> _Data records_
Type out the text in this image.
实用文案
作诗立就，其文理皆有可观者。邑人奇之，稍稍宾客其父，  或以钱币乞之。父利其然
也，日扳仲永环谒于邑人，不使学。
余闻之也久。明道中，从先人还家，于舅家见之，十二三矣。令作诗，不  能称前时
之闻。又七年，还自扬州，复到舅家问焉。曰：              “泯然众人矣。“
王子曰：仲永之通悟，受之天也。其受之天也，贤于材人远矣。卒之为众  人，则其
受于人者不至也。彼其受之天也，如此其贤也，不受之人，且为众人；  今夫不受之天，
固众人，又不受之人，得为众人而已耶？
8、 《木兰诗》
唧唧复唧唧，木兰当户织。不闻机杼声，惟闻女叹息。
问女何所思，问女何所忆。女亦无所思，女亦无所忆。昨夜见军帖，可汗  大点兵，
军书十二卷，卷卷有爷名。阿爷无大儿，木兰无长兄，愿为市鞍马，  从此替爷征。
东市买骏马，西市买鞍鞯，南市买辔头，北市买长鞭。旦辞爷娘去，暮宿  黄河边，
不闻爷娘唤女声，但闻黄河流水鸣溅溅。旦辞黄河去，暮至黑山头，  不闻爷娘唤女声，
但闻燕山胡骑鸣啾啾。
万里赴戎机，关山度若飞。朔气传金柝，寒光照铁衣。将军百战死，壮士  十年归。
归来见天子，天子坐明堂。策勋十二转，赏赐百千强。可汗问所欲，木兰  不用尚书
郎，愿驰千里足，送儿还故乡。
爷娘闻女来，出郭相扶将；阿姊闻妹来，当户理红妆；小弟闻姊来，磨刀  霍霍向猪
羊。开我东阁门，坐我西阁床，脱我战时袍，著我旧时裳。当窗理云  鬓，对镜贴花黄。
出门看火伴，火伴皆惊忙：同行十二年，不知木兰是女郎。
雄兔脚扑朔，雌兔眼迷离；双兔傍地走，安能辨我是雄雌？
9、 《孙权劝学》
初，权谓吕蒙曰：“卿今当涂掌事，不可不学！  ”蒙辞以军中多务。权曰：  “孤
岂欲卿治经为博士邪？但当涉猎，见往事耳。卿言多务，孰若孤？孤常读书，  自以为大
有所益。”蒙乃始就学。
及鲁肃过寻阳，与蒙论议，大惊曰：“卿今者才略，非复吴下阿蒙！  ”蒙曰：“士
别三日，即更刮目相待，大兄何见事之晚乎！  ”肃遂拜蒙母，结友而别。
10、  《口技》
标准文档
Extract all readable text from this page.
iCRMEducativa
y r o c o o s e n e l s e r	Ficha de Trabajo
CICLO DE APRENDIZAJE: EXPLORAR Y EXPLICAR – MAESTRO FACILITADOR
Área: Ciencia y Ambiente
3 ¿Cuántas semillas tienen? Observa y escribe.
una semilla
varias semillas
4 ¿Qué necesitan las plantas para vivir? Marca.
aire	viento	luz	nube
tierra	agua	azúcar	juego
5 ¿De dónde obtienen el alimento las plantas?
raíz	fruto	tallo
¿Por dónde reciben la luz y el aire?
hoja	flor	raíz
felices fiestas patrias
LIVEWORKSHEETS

> _STATED TASK_
Check each line of the records above for "aire", and copy those that have it.

> _OUTPUT FOR THIS TASK_
aire	viento	luz	nube
¿Por dónde reciben la luz y el aire?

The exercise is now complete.